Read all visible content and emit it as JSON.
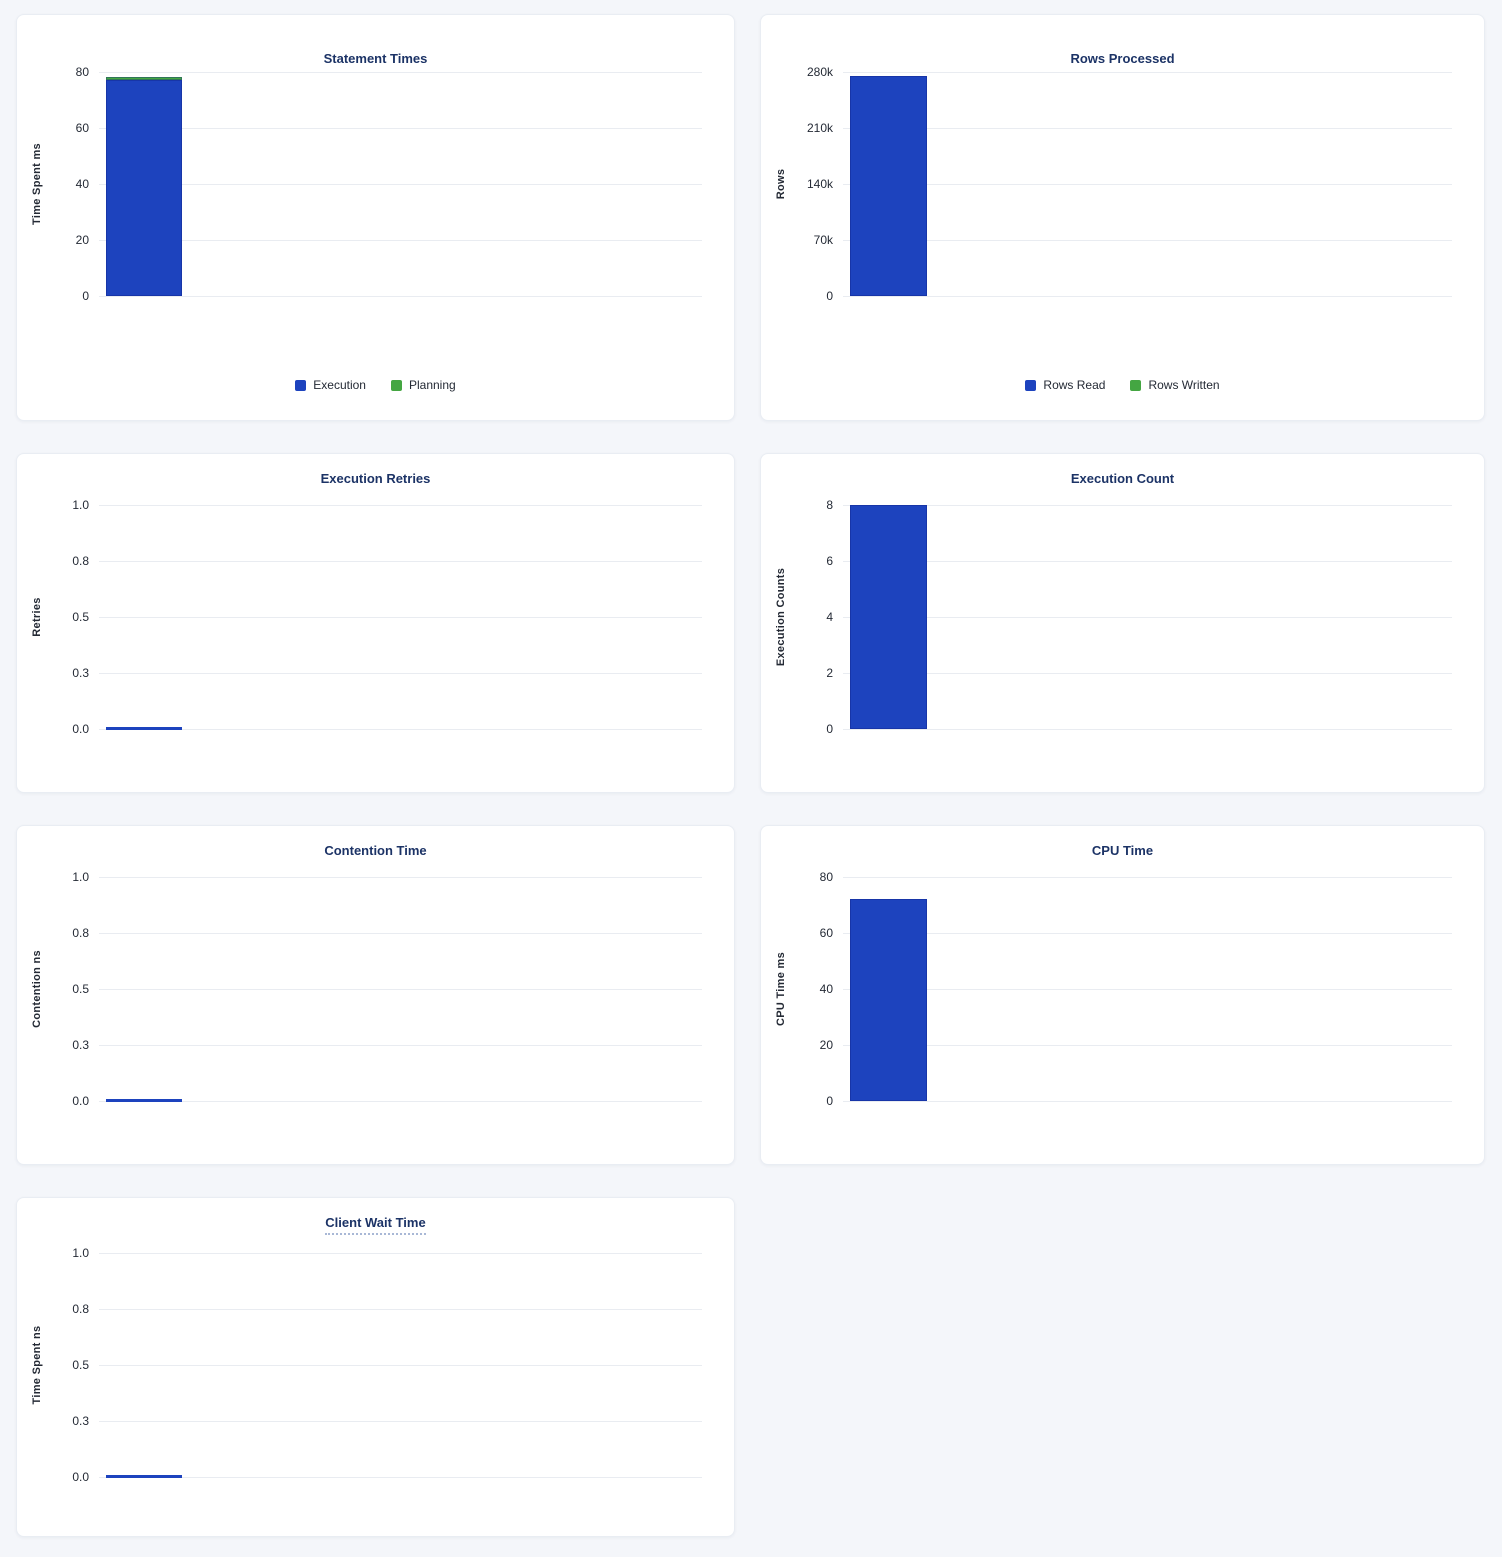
{
  "page": {
    "background_color": "#f4f6fa",
    "panel_background": "#ffffff",
    "panel_border_color": "#e9edf3"
  },
  "palette": {
    "bar_blue": "#1d43be",
    "bar_green": "#44a642",
    "grid_line": "#e9ecf1",
    "title_text": "#1c3366",
    "tick_text": "#242a35"
  },
  "chart_data": [
    {
      "type": "bar",
      "title": "Statement Times",
      "ylabel": "Time Spent ms",
      "ylim": [
        0,
        80
      ],
      "grid": true,
      "stacked": true,
      "legend_position": "bottom",
      "has_tooltip": false,
      "yticks": [
        {
          "value": 80,
          "label": "80"
        },
        {
          "value": 60,
          "label": "60"
        },
        {
          "value": 40,
          "label": "40"
        },
        {
          "value": 20,
          "label": "20"
        },
        {
          "value": 0,
          "label": "0"
        }
      ],
      "series": [
        {
          "name": "Execution",
          "color": "#1d43be",
          "values": [
            77
          ]
        },
        {
          "name": "Planning",
          "color": "#44a642",
          "values": [
            1.2
          ]
        }
      ]
    },
    {
      "type": "bar",
      "title": "Rows Processed",
      "ylabel": "Rows",
      "ylim": [
        0,
        280000
      ],
      "grid": true,
      "stacked": true,
      "legend_position": "bottom",
      "has_tooltip": false,
      "yticks": [
        {
          "value": 280000,
          "label": "280k"
        },
        {
          "value": 210000,
          "label": "210k"
        },
        {
          "value": 140000,
          "label": "140k"
        },
        {
          "value": 70000,
          "label": "70k"
        },
        {
          "value": 0,
          "label": "0"
        }
      ],
      "series": [
        {
          "name": "Rows Read",
          "color": "#1d43be",
          "values": [
            275000
          ]
        },
        {
          "name": "Rows Written",
          "color": "#44a642",
          "values": [
            0
          ]
        }
      ]
    },
    {
      "type": "bar",
      "title": "Execution Retries",
      "ylabel": "Retries",
      "ylim": [
        0,
        1
      ],
      "grid": true,
      "stacked": false,
      "legend_position": "none",
      "has_tooltip": false,
      "yticks": [
        {
          "value": 1,
          "label": "1.0"
        },
        {
          "value": 0.75,
          "label": "0.8"
        },
        {
          "value": 0.5,
          "label": "0.5"
        },
        {
          "value": 0.25,
          "label": "0.3"
        },
        {
          "value": 0,
          "label": "0.0"
        }
      ],
      "series": [
        {
          "name": "Retries",
          "color": "#1d43be",
          "values": [
            0
          ]
        }
      ]
    },
    {
      "type": "bar",
      "title": "Execution Count",
      "ylabel": "Execution Counts",
      "ylim": [
        0,
        8
      ],
      "grid": true,
      "stacked": false,
      "legend_position": "none",
      "has_tooltip": false,
      "yticks": [
        {
          "value": 8,
          "label": "8"
        },
        {
          "value": 6,
          "label": "6"
        },
        {
          "value": 4,
          "label": "4"
        },
        {
          "value": 2,
          "label": "2"
        },
        {
          "value": 0,
          "label": "0"
        }
      ],
      "series": [
        {
          "name": "Execution Count",
          "color": "#1d43be",
          "values": [
            8
          ]
        }
      ]
    },
    {
      "type": "bar",
      "title": "Contention Time",
      "ylabel": "Contention ns",
      "ylim": [
        0,
        1
      ],
      "grid": true,
      "stacked": false,
      "legend_position": "none",
      "has_tooltip": false,
      "yticks": [
        {
          "value": 1,
          "label": "1.0"
        },
        {
          "value": 0.75,
          "label": "0.8"
        },
        {
          "value": 0.5,
          "label": "0.5"
        },
        {
          "value": 0.25,
          "label": "0.3"
        },
        {
          "value": 0,
          "label": "0.0"
        }
      ],
      "series": [
        {
          "name": "Contention",
          "color": "#1d43be",
          "values": [
            0
          ]
        }
      ]
    },
    {
      "type": "bar",
      "title": "CPU Time",
      "ylabel": "CPU Time ms",
      "ylim": [
        0,
        80
      ],
      "grid": true,
      "stacked": false,
      "legend_position": "none",
      "has_tooltip": false,
      "yticks": [
        {
          "value": 80,
          "label": "80"
        },
        {
          "value": 60,
          "label": "60"
        },
        {
          "value": 40,
          "label": "40"
        },
        {
          "value": 20,
          "label": "20"
        },
        {
          "value": 0,
          "label": "0"
        }
      ],
      "series": [
        {
          "name": "CPU Time",
          "color": "#1d43be",
          "values": [
            72
          ]
        }
      ]
    },
    {
      "type": "bar",
      "title": "Client Wait Time",
      "ylabel": "Time Spent ns",
      "ylim": [
        0,
        1
      ],
      "grid": true,
      "stacked": false,
      "legend_position": "none",
      "has_tooltip": true,
      "yticks": [
        {
          "value": 1,
          "label": "1.0"
        },
        {
          "value": 0.75,
          "label": "0.8"
        },
        {
          "value": 0.5,
          "label": "0.5"
        },
        {
          "value": 0.25,
          "label": "0.3"
        },
        {
          "value": 0,
          "label": "0.0"
        }
      ],
      "series": [
        {
          "name": "Client Wait",
          "color": "#1d43be",
          "values": [
            0
          ]
        }
      ]
    }
  ]
}
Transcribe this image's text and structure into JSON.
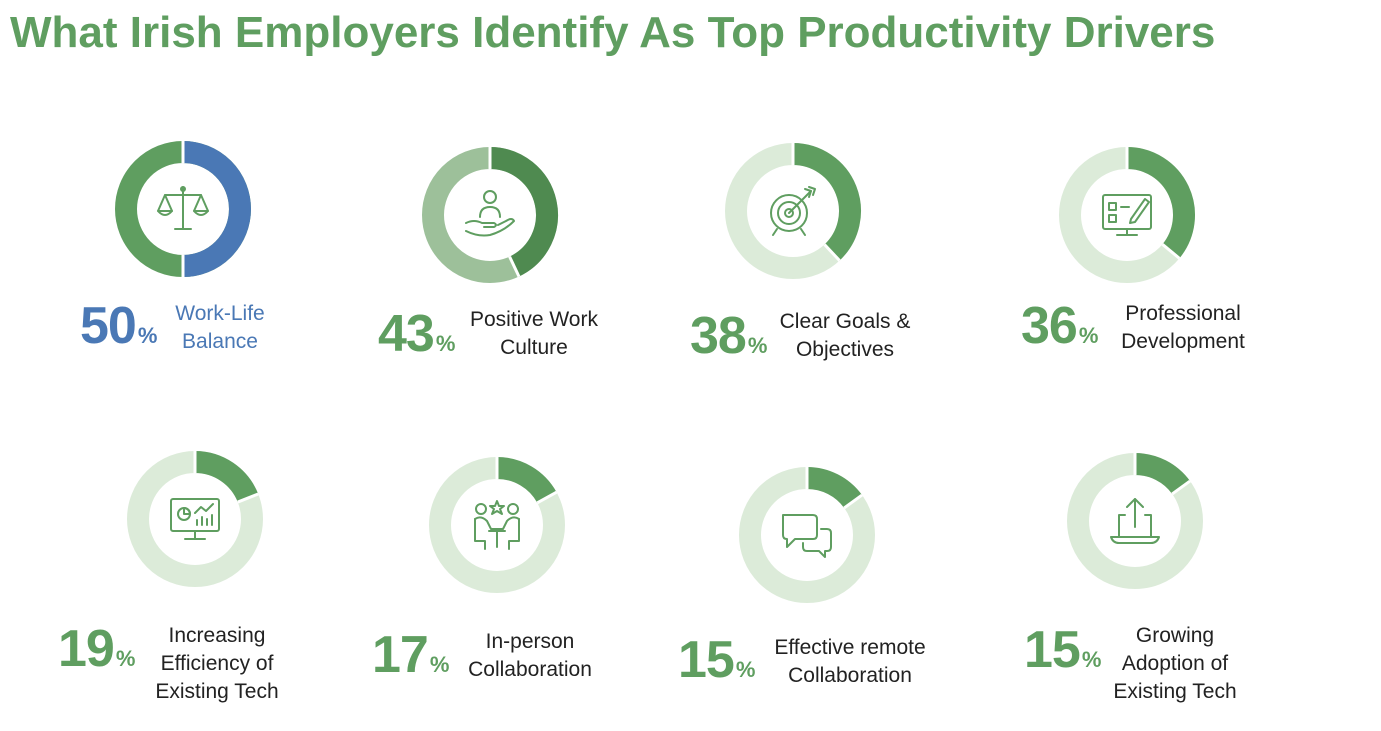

□ □ □ □ □ □ □

> **YOUR GOAL**:
State how many lines above contain the string "Execution", with no other words.

> **RESPONSE TO THE EXERCISE**:
5